What the exercise asks:
Transcribe every line of the records verbatim.

Items:
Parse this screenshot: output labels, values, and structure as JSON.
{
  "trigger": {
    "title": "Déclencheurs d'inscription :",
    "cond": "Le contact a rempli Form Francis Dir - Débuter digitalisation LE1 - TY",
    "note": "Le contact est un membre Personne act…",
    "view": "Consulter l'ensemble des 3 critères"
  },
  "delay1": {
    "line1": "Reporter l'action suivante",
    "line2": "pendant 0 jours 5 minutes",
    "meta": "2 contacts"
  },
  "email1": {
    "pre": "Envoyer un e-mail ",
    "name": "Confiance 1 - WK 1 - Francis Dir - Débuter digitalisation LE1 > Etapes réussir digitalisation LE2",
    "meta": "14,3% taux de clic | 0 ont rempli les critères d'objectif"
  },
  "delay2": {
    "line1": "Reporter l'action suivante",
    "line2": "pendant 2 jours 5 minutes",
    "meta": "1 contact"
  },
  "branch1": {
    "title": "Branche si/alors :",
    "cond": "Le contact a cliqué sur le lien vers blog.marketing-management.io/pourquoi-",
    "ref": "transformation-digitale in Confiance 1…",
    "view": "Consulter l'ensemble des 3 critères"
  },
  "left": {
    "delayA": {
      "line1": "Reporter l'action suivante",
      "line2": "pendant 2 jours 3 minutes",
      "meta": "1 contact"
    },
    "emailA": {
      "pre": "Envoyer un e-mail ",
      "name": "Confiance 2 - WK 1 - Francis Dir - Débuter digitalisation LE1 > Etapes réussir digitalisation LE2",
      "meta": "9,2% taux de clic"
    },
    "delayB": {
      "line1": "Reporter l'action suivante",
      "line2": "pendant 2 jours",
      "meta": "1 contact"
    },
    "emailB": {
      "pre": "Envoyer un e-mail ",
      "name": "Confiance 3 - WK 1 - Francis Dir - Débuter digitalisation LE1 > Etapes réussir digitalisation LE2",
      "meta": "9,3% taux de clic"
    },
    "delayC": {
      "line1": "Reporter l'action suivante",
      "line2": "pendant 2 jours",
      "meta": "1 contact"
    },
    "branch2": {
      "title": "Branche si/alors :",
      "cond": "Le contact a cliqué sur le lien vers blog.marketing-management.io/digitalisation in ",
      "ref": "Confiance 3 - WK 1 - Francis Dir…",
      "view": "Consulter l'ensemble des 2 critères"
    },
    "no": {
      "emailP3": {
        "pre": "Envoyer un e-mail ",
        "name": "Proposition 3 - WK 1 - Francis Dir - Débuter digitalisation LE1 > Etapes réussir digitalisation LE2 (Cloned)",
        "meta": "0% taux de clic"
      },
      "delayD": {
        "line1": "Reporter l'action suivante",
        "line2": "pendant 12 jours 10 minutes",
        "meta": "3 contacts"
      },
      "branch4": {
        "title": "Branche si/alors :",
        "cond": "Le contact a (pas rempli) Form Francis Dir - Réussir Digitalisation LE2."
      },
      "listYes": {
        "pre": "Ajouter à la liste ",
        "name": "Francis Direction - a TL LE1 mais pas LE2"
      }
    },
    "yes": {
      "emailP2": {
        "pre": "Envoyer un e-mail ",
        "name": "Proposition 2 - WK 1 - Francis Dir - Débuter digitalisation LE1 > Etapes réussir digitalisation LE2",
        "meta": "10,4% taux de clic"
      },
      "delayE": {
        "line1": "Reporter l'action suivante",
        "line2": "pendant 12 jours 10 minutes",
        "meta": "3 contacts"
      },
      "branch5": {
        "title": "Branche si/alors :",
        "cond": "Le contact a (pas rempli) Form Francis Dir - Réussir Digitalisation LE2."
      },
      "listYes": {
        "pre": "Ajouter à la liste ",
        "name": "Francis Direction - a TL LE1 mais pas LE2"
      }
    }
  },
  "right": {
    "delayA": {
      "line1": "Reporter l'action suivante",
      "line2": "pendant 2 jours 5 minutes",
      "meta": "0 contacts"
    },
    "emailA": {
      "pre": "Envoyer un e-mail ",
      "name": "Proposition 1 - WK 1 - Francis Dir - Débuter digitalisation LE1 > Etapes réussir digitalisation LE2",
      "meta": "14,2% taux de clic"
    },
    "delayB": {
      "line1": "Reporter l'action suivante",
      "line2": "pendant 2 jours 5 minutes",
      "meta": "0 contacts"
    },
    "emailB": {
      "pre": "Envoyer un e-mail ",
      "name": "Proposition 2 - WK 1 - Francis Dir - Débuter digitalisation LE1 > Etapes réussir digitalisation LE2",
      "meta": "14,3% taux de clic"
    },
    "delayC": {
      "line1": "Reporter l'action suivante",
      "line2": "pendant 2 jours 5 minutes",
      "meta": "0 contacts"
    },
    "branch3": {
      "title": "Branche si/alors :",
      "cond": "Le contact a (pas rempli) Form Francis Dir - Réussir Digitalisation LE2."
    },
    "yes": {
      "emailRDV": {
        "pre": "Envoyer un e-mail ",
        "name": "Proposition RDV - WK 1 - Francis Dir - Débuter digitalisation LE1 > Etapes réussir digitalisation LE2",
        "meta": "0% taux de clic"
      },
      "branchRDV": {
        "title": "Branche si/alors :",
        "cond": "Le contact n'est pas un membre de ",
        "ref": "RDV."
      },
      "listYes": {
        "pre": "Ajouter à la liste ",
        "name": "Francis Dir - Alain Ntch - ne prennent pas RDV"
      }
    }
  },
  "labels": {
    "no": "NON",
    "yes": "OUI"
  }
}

Result of the task:
Parse this screenshot: output labels, values, and structure as JSON.
{
  "trigger": {
    "title": "Déclencheurs d'inscription :",
    "cond": "Le contact a rempli Form Francis Dir - Débuter digitalisation LE1 - TY",
    "note": "Le contact est un membre Personne act…",
    "view": "Consulter l'ensemble des 3 critères"
  },
  "delay1": {
    "line1": "Reporter l'action suivante",
    "line2": "pendant 0 jours 5 minutes",
    "meta": "2 contacts"
  },
  "email1": {
    "pre": "Envoyer un e-mail ",
    "name": "Confiance 1 - WK 1 - Francis Dir - Débuter digitalisation LE1 > Etapes réussir digitalisation LE2",
    "meta": "14,3% taux de clic | 0 ont rempli les critères d'objectif"
  },
  "delay2": {
    "line1": "Reporter l'action suivante",
    "line2": "pendant 2 jours 5 minutes",
    "meta": "1 contact"
  },
  "branch1": {
    "title": "Branche si/alors :",
    "cond": "Le contact a cliqué sur le lien vers blog.marketing-management.io/pourquoi-",
    "ref": "transformation-digitale in Confiance 1…",
    "view": "Consulter l'ensemble des 3 critères"
  },
  "left": {
    "delayA": {
      "line1": "Reporter l'action suivante",
      "line2": "pendant 2 jours 3 minutes",
      "meta": "1 contact"
    },
    "emailA": {
      "pre": "Envoyer un e-mail ",
      "name": "Confiance 2 - WK 1 - Francis Dir - Débuter digitalisation LE1 > Etapes réussir digitalisation LE2",
      "meta": "9,2% taux de clic"
    },
    "delayB": {
      "line1": "Reporter l'action suivante",
      "line2": "pendant 2 jours",
      "meta": "1 contact"
    },
    "emailB": {
      "pre": "Envoyer un e-mail ",
      "name": "Confiance 3 - WK 1 - Francis Dir - Débuter digitalisation LE1 > Etapes réussir digitalisation LE2",
      "meta": "9,3% taux de clic"
    },
    "delayC": {
      "line1": "Reporter l'action suivante",
      "line2": "pendant 2 jours",
      "meta": "1 contact"
    },
    "branch2": {
      "title": "Branche si/alors :",
      "cond": "Le contact a cliqué sur le lien vers blog.marketing-management.io/digitalisation in ",
      "ref": "Confiance 3 - WK 1 - Francis Dir…",
      "view": "Consulter l'ensemble des 2 critères"
    },
    "no": {
      "emailP3": {
        "pre": "Envoyer un e-mail ",
        "name": "Proposition 3 - WK 1 - Francis Dir - Débuter digitalisation LE1 > Etapes réussir digitalisation LE2 (Cloned)",
        "meta": "0% taux de clic"
      },
      "delayD": {
        "line1": "Reporter l'action suivante",
        "line2": "pendant 12 jours 10 minutes",
        "meta": "3 contacts"
      },
      "branch4": {
        "title": "Branche si/alors :",
        "cond": "Le contact a (pas rempli) Form Francis Dir - Réussir Digitalisation LE2."
      },
      "listYes": {
        "pre": "Ajouter à la liste ",
        "name": "Francis Direction - a TL LE1 mais pas LE2"
      }
    },
    "yes": {
      "emailP2": {
        "pre": "Envoyer un e-mail ",
        "name": "Proposition 2 - WK 1 - Francis Dir - Débuter digitalisation LE1 > Etapes réussir digitalisation LE2",
        "meta": "10,4% taux de clic"
      },
      "delayE": {
        "line1": "Reporter l'action suivante",
        "line2": "pendant 12 jours 10 minutes",
        "meta": "3 contacts"
      },
      "branch5": {
        "title": "Branche si/alors :",
        "cond": "Le contact a (pas rempli) Form Francis Dir - Réussir Digitalisation LE2."
      },
      "listYes": {
        "pre": "Ajouter à la liste ",
        "name": "Francis Direction - a TL LE1 mais pas LE2"
      }
    }
  },
  "right": {
    "delayA": {
      "line1": "Reporter l'action suivante",
      "line2": "pendant 2 jours 5 minutes",
      "meta": "0 contacts"
    },
    "emailA": {
      "pre": "Envoyer un e-mail ",
      "name": "Proposition 1 - WK 1 - Francis Dir - Débuter digitalisation LE1 > Etapes réussir digitalisation LE2",
      "meta": "14,2% taux de clic"
    },
    "delayB": {
      "line1": "Reporter l'action suivante",
      "line2": "pendant 2 jours 5 minutes",
      "meta": "0 contacts"
    },
    "emailB": {
      "pre": "Envoyer un e-mail ",
      "name": "Proposition 2 - WK 1 - Francis Dir - Débuter digitalisation LE1 > Etapes réussir digitalisation LE2",
      "meta": "14,3% taux de clic"
    },
    "delayC": {
      "line1": "Reporter l'action suivante",
      "line2": "pendant 2 jours 5 minutes",
      "meta": "0 contacts"
    },
    "branch3": {
      "title": "Branche si/alors :",
      "cond": "Le contact a (pas rempli) Form Francis Dir - Réussir Digitalisation LE2."
    },
    "yes": {
      "emailRDV": {
        "pre": "Envoyer un e-mail ",
        "name": "Proposition RDV - WK 1 - Francis Dir - Débuter digitalisation LE1 > Etapes réussir digitalisation LE2",
        "meta": "0% taux de clic"
      },
      "branchRDV": {
        "title": "Branche si/alors :",
        "cond": "Le contact n'est pas un membre de ",
        "ref": "RDV."
      },
      "listYes": {
        "pre": "Ajouter à la liste ",
        "name": "Francis Dir - Alain Ntch - ne prennent pas RDV"
      }
    }
  },
  "labels": {
    "no": "NON",
    "yes": "OUI"
  }
}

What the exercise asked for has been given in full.